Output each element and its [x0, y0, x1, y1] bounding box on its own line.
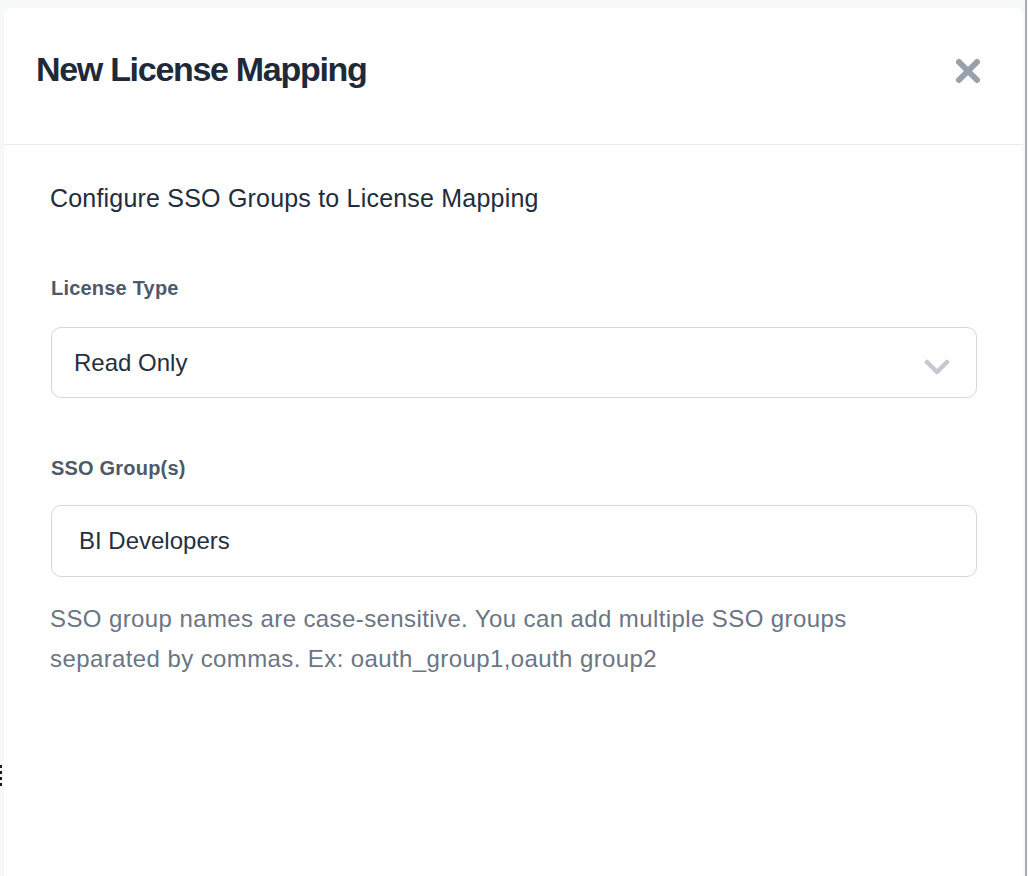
license-type-label: License Type — [51, 277, 179, 300]
page-edge-line — [1025, 0, 1027, 876]
license-type-select[interactable]: Read Only — [51, 327, 977, 398]
sso-groups-input[interactable] — [79, 527, 954, 555]
header-divider — [4, 144, 1023, 145]
chevron-down-icon — [924, 353, 950, 381]
close-icon[interactable] — [953, 56, 983, 86]
new-license-mapping-dialog: New License Mapping Configure SSO Groups… — [4, 8, 1023, 876]
list-icon — [0, 765, 2, 786]
dialog-header: New License Mapping — [4, 8, 1023, 144]
sso-groups-help-text: SSO group names are case-sensitive. You … — [50, 599, 874, 679]
sso-groups-field — [51, 505, 977, 577]
dialog-title: New License Mapping — [36, 50, 366, 89]
license-type-value: Read Only — [74, 349, 187, 377]
sso-groups-label: SSO Group(s) — [51, 457, 186, 480]
dialog-subtitle: Configure SSO Groups to License Mapping — [50, 184, 539, 213]
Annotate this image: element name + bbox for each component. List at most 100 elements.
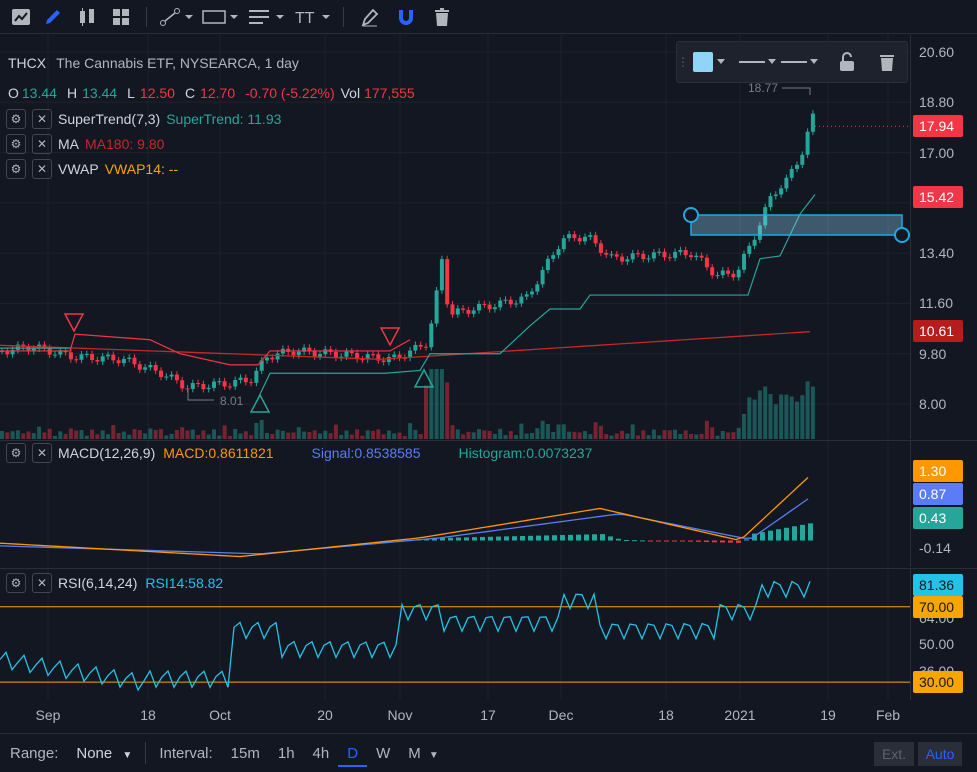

------

- [Description of the task]: Copy every line of the records above word for word, leaving out the pictures.

- [Final result]:
Output each element and its [x0, y0, x1, y1] bounding box on its own line.
license-type-label: License Type — [51, 277, 179, 300]
page-edge-line — [1025, 0, 1027, 876]
license-type-select[interactable]: Read Only — [51, 327, 977, 398]
sso-groups-input[interactable] — [79, 527, 954, 555]
header-divider — [4, 144, 1023, 145]
chevron-down-icon — [924, 353, 950, 381]
close-icon[interactable] — [953, 56, 983, 86]
new-license-mapping-dialog: New License Mapping Configure SSO Groups… — [4, 8, 1023, 876]
list-icon — [0, 765, 2, 786]
dialog-header: New License Mapping — [4, 8, 1023, 144]
sso-groups-help-text: SSO group names are case-sensitive. You … — [50, 599, 874, 679]
sso-groups-field — [51, 505, 977, 577]
dialog-title: New License Mapping — [36, 50, 366, 89]
license-type-value: Read Only — [74, 349, 187, 377]
sso-groups-label: SSO Group(s) — [51, 457, 186, 480]
dialog-subtitle: Configure SSO Groups to License Mapping — [50, 184, 539, 213]
Annotate this image: element name + bbox for each component. List at most 100 elements.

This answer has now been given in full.